## Written instruction
Repeat the records below exactly as they appear.

## Materials provided
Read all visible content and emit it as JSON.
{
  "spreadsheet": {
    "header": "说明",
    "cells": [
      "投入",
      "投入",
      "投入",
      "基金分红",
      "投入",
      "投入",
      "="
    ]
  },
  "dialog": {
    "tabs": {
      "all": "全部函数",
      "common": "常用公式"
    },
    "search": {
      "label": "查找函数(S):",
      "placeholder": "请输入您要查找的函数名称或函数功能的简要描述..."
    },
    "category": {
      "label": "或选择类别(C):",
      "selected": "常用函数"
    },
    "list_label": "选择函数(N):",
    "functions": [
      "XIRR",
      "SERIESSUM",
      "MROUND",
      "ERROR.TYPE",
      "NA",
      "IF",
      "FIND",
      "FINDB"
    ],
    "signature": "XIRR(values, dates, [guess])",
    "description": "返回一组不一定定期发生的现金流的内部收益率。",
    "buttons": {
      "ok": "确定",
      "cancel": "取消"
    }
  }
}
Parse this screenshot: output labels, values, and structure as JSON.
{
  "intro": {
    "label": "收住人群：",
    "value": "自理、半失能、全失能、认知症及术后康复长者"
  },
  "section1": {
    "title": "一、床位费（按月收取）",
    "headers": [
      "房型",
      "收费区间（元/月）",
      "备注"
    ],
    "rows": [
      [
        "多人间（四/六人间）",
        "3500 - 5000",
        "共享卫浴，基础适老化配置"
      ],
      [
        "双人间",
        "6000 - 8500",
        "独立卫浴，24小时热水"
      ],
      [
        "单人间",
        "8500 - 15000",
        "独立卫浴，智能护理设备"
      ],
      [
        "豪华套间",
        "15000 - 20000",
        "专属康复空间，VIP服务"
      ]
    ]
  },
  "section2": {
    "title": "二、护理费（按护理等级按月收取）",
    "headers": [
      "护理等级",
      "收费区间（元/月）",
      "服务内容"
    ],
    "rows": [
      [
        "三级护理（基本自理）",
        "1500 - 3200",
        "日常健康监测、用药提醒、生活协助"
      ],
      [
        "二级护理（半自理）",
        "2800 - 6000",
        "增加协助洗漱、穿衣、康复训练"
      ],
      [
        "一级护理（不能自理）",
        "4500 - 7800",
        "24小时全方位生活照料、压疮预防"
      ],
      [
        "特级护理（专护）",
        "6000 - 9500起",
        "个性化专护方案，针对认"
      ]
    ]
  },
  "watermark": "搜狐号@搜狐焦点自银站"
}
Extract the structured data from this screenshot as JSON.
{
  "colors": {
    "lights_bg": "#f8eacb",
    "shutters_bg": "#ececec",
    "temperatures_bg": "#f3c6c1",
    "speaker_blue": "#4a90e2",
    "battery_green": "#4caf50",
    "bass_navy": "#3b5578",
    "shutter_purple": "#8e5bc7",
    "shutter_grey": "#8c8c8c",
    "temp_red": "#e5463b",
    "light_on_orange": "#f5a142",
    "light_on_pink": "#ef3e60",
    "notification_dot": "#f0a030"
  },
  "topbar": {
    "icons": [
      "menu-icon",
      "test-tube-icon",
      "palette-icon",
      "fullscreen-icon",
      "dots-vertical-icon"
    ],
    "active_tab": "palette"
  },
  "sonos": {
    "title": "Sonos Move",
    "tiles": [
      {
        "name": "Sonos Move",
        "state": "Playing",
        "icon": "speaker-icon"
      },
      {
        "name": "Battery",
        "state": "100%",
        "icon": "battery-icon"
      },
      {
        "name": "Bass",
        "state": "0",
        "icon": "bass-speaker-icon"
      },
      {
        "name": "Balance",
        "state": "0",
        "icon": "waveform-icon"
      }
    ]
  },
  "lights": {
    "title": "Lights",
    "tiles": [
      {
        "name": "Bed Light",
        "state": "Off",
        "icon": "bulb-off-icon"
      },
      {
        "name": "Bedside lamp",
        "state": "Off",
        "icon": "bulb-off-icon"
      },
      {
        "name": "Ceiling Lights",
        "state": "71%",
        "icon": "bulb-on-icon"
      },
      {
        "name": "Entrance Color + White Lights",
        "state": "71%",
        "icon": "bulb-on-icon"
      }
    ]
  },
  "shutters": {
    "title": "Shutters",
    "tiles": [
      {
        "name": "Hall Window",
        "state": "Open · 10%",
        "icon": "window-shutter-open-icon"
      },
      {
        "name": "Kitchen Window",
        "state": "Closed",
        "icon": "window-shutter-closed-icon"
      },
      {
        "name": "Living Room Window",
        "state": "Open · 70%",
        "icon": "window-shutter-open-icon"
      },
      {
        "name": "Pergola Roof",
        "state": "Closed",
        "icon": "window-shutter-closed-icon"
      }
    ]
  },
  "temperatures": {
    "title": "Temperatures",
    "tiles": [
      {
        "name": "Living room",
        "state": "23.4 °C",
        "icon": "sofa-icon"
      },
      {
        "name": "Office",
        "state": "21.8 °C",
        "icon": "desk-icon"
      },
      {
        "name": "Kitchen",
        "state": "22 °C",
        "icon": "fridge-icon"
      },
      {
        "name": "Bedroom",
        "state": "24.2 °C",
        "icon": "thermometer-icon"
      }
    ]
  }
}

## Answer to the exercise
Read all visible content and emit it as JSON.
{
  "spreadsheet": {
    "header": "说明",
    "cells": [
      "投入",
      "投入",
      "投入",
      "基金分红",
      "投入",
      "投入",
      "="
    ]
  },
  "dialog": {
    "tabs": {
      "all": "全部函数",
      "common": "常用公式"
    },
    "search": {
      "label": "查找函数(S):",
      "placeholder": "请输入您要查找的函数名称或函数功能的简要描述..."
    },
    "category": {
      "label": "或选择类别(C):",
      "selected": "常用函数"
    },
    "list_label": "选择函数(N):",
    "functions": [
      "XIRR",
      "SERIESSUM",
      "MROUND",
      "ERROR.TYPE",
      "NA",
      "IF",
      "FIND",
      "FINDB"
    ],
    "signature": "XIRR(values, dates, [guess])",
    "description": "返回一组不一定定期发生的现金流的内部收益率。",
    "buttons": {
      "ok": "确定",
      "cancel": "取消"
    }
  }
}
Parse this screenshot: output labels, values, and structure as JSON.
{
  "intro": {
    "label": "收住人群：",
    "value": "自理、半失能、全失能、认知症及术后康复长者"
  },
  "section1": {
    "title": "一、床位费（按月收取）",
    "headers": [
      "房型",
      "收费区间（元/月）",
      "备注"
    ],
    "rows": [
      [
        "多人间（四/六人间）",
        "3500 - 5000",
        "共享卫浴，基础适老化配置"
      ],
      [
        "双人间",
        "6000 - 8500",
        "独立卫浴，24小时热水"
      ],
      [
        "单人间",
        "8500 - 15000",
        "独立卫浴，智能护理设备"
      ],
      [
        "豪华套间",
        "15000 - 20000",
        "专属康复空间，VIP服务"
      ]
    ]
  },
  "section2": {
    "title": "二、护理费（按护理等级按月收取）",
    "headers": [
      "护理等级",
      "收费区间（元/月）",
      "服务内容"
    ],
    "rows": [
      [
        "三级护理（基本自理）",
        "1500 - 3200",
        "日常健康监测、用药提醒、生活协助"
      ],
      [
        "二级护理（半自理）",
        "2800 - 6000",
        "增加协助洗漱、穿衣、康复训练"
      ],
      [
        "一级护理（不能自理）",
        "4500 - 7800",
        "24小时全方位生活照料、压疮预防"
      ],
      [
        "特级护理（专护）",
        "6000 - 9500起",
        "个性化专护方案，针对认"
      ]
    ]
  },
  "watermark": "搜狐号@搜狐焦点自银站"
}
Extract the structured data from this screenshot as JSON.
{
  "colors": {
    "lights_bg": "#f8eacb",
    "shutters_bg": "#ececec",
    "temperatures_bg": "#f3c6c1",
    "speaker_blue": "#4a90e2",
    "battery_green": "#4caf50",
    "bass_navy": "#3b5578",
    "shutter_purple": "#8e5bc7",
    "shutter_grey": "#8c8c8c",
    "temp_red": "#e5463b",
    "light_on_orange": "#f5a142",
    "light_on_pink": "#ef3e60",
    "notification_dot": "#f0a030"
  },
  "topbar": {
    "icons": [
      "menu-icon",
      "test-tube-icon",
      "palette-icon",
      "fullscreen-icon",
      "dots-vertical-icon"
    ],
    "active_tab": "palette"
  },
  "sonos": {
    "title": "Sonos Move",
    "tiles": [
      {
        "name": "Sonos Move",
        "state": "Playing",
        "icon": "speaker-icon"
      },
      {
        "name": "Battery",
        "state": "100%",
        "icon": "battery-icon"
      },
      {
        "name": "Bass",
        "state": "0",
        "icon": "bass-speaker-icon"
      },
      {
        "name": "Balance",
        "state": "0",
        "icon": "waveform-icon"
      }
    ]
  },
  "lights": {
    "title": "Lights",
    "tiles": [
      {
        "name": "Bed Light",
        "state": "Off",
        "icon": "bulb-off-icon"
      },
      {
        "name": "Bedside lamp",
        "state": "Off",
        "icon": "bulb-off-icon"
      },
      {
        "name": "Ceiling Lights",
        "state": "71%",
        "icon": "bulb-on-icon"
      },
      {
        "name": "Entrance Color + White Lights",
        "state": "71%",
        "icon": "bulb-on-icon"
      }
    ]
  },
  "shutters": {
    "title": "Shutters",
    "tiles": [
      {
        "name": "Hall Window",
        "state": "Open · 10%",
        "icon": "window-shutter-open-icon"
      },
      {
        "name": "Kitchen Window",
        "state": "Closed",
        "icon": "window-shutter-closed-icon"
      },
      {
        "name": "Living Room Window",
        "state": "Open · 70%",
        "icon": "window-shutter-open-icon"
      },
      {
        "name": "Pergola Roof",
        "state": "Closed",
        "icon": "window-shutter-closed-icon"
      }
    ]
  },
  "temperatures": {
    "title": "Temperatures",
    "tiles": [
      {
        "name": "Living room",
        "state": "23.4 °C",
        "icon": "sofa-icon"
      },
      {
        "name": "Office",
        "state": "21.8 °C",
        "icon": "desk-icon"
      },
      {
        "name": "Kitchen",
        "state": "22 °C",
        "icon": "fridge-icon"
      },
      {
        "name": "Bedroom",
        "state": "24.2 °C",
        "icon": "thermometer-icon"
      }
    ]
  }
}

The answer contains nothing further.